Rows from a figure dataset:
+-------+

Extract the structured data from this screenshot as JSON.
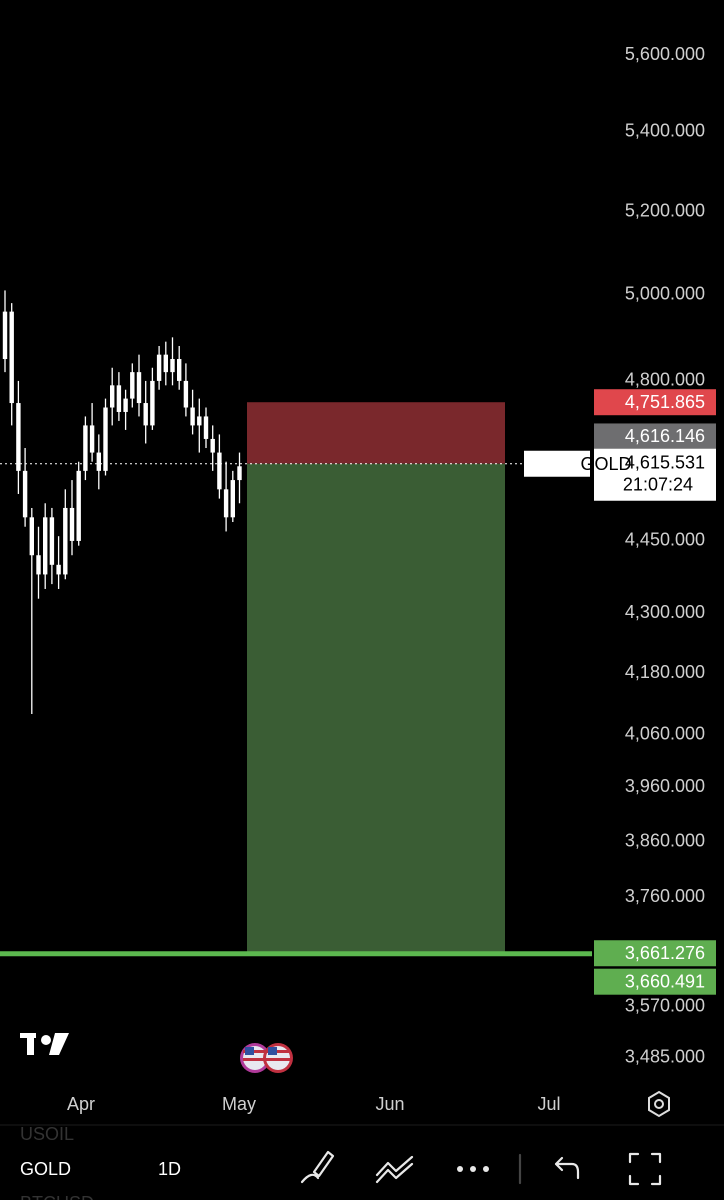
{
  "chart_data": {
    "type": "candlestick",
    "symbol": "GOLD",
    "open": [
      4850,
      4960,
      4750,
      4600,
      4500,
      4420,
      4380,
      4500,
      4400,
      4380,
      4520,
      4450,
      4600,
      4700,
      4640,
      4600,
      4740,
      4790,
      4730,
      4760,
      4820,
      4750,
      4700,
      4800,
      4860,
      4820,
      4850,
      4800,
      4740,
      4700,
      4720,
      4670,
      4640,
      4560,
      4500,
      4580
    ],
    "high": [
      5010,
      4980,
      4800,
      4650,
      4520,
      4480,
      4530,
      4520,
      4460,
      4560,
      4580,
      4620,
      4720,
      4750,
      4680,
      4760,
      4830,
      4820,
      4780,
      4840,
      4860,
      4800,
      4830,
      4880,
      4890,
      4900,
      4880,
      4840,
      4780,
      4760,
      4740,
      4700,
      4680,
      4620,
      4600,
      4640
    ],
    "low": [
      4820,
      4700,
      4550,
      4480,
      4100,
      4330,
      4350,
      4360,
      4350,
      4370,
      4420,
      4440,
      4580,
      4620,
      4560,
      4590,
      4700,
      4710,
      4690,
      4740,
      4720,
      4660,
      4690,
      4780,
      4790,
      4790,
      4780,
      4720,
      4680,
      4640,
      4650,
      4600,
      4540,
      4470,
      4490,
      4530
    ],
    "close": [
      4960,
      4750,
      4600,
      4500,
      4420,
      4380,
      4500,
      4400,
      4380,
      4520,
      4450,
      4600,
      4700,
      4640,
      4600,
      4740,
      4790,
      4730,
      4760,
      4820,
      4750,
      4700,
      4800,
      4860,
      4820,
      4850,
      4800,
      4740,
      4700,
      4720,
      4670,
      4640,
      4560,
      4500,
      4580,
      4610
    ],
    "color": "#ffffff",
    "ylog": true,
    "ylim": [
      3440,
      5748
    ],
    "yticks": [
      {
        "value": 5600,
        "label": "5,600.000"
      },
      {
        "value": 5400,
        "label": "5,400.000"
      },
      {
        "value": 5200,
        "label": "5,200.000"
      },
      {
        "value": 5000,
        "label": "5,000.000"
      },
      {
        "value": 4800,
        "label": "4,800.000"
      },
      {
        "value": 4450,
        "label": "4,450.000"
      },
      {
        "value": 4300,
        "label": "4,300.000"
      },
      {
        "value": 4180,
        "label": "4,180.000"
      },
      {
        "value": 4060,
        "label": "4,060.000"
      },
      {
        "value": 3960,
        "label": "3,960.000"
      },
      {
        "value": 3860,
        "label": "3,860.000"
      },
      {
        "value": 3760,
        "label": "3,760.000"
      },
      {
        "value": 3570,
        "label": "3,570.000"
      },
      {
        "value": 3485,
        "label": "3,485.000"
      }
    ],
    "xtick_labels": [
      "Apr",
      "May",
      "Jun",
      "Jul"
    ],
    "last_price": {
      "value": 4615.531,
      "label": "4,615.531"
    },
    "countdown": "21:07:24",
    "price_labels": [
      {
        "value": 4751.865,
        "label": "4,751.865",
        "color": "#e0474c"
      },
      {
        "value": 4616.146,
        "label": "4,616.146",
        "color": "#6e6e70"
      },
      {
        "value": 3661.276,
        "label": "3,661.276",
        "color": "#5fae50"
      },
      {
        "value": 3660.491,
        "label": "3,660.491",
        "color": "#5fae50"
      }
    ],
    "stop_color": "#7a282c",
    "target_color": "#3a5d34",
    "line_color": "#5cb84f"
  },
  "toolbar": {
    "symbols": [
      "USOIL",
      "GOLD",
      "BTCUSD"
    ],
    "interval": "1D"
  }
}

+-------+

• **Task brief**: Every record is to be reproduced exactly, with no pictures included.

• **The result**:
Extract the structured data from this screenshot as JSON.
{
  "chart_data": {
    "type": "candlestick",
    "symbol": "GOLD",
    "open": [
      4850,
      4960,
      4750,
      4600,
      4500,
      4420,
      4380,
      4500,
      4400,
      4380,
      4520,
      4450,
      4600,
      4700,
      4640,
      4600,
      4740,
      4790,
      4730,
      4760,
      4820,
      4750,
      4700,
      4800,
      4860,
      4820,
      4850,
      4800,
      4740,
      4700,
      4720,
      4670,
      4640,
      4560,
      4500,
      4580
    ],
    "high": [
      5010,
      4980,
      4800,
      4650,
      4520,
      4480,
      4530,
      4520,
      4460,
      4560,
      4580,
      4620,
      4720,
      4750,
      4680,
      4760,
      4830,
      4820,
      4780,
      4840,
      4860,
      4800,
      4830,
      4880,
      4890,
      4900,
      4880,
      4840,
      4780,
      4760,
      4740,
      4700,
      4680,
      4620,
      4600,
      4640
    ],
    "low": [
      4820,
      4700,
      4550,
      4480,
      4100,
      4330,
      4350,
      4360,
      4350,
      4370,
      4420,
      4440,
      4580,
      4620,
      4560,
      4590,
      4700,
      4710,
      4690,
      4740,
      4720,
      4660,
      4690,
      4780,
      4790,
      4790,
      4780,
      4720,
      4680,
      4640,
      4650,
      4600,
      4540,
      4470,
      4490,
      4530
    ],
    "close": [
      4960,
      4750,
      4600,
      4500,
      4420,
      4380,
      4500,
      4400,
      4380,
      4520,
      4450,
      4600,
      4700,
      4640,
      4600,
      4740,
      4790,
      4730,
      4760,
      4820,
      4750,
      4700,
      4800,
      4860,
      4820,
      4850,
      4800,
      4740,
      4700,
      4720,
      4670,
      4640,
      4560,
      4500,
      4580,
      4610
    ],
    "color": "#ffffff",
    "ylog": true,
    "ylim": [
      3440,
      5748
    ],
    "yticks": [
      {
        "value": 5600,
        "label": "5,600.000"
      },
      {
        "value": 5400,
        "label": "5,400.000"
      },
      {
        "value": 5200,
        "label": "5,200.000"
      },
      {
        "value": 5000,
        "label": "5,000.000"
      },
      {
        "value": 4800,
        "label": "4,800.000"
      },
      {
        "value": 4450,
        "label": "4,450.000"
      },
      {
        "value": 4300,
        "label": "4,300.000"
      },
      {
        "value": 4180,
        "label": "4,180.000"
      },
      {
        "value": 4060,
        "label": "4,060.000"
      },
      {
        "value": 3960,
        "label": "3,960.000"
      },
      {
        "value": 3860,
        "label": "3,860.000"
      },
      {
        "value": 3760,
        "label": "3,760.000"
      },
      {
        "value": 3570,
        "label": "3,570.000"
      },
      {
        "value": 3485,
        "label": "3,485.000"
      }
    ],
    "xtick_labels": [
      "Apr",
      "May",
      "Jun",
      "Jul"
    ],
    "last_price": {
      "value": 4615.531,
      "label": "4,615.531"
    },
    "countdown": "21:07:24",
    "price_labels": [
      {
        "value": 4751.865,
        "label": "4,751.865",
        "color": "#e0474c"
      },
      {
        "value": 4616.146,
        "label": "4,616.146",
        "color": "#6e6e70"
      },
      {
        "value": 3661.276,
        "label": "3,661.276",
        "color": "#5fae50"
      },
      {
        "value": 3660.491,
        "label": "3,660.491",
        "color": "#5fae50"
      }
    ],
    "stop_color": "#7a282c",
    "target_color": "#3a5d34",
    "line_color": "#5cb84f"
  },
  "toolbar": {
    "symbols": [
      "USOIL",
      "GOLD",
      "BTCUSD"
    ],
    "interval": "1D"
  }
}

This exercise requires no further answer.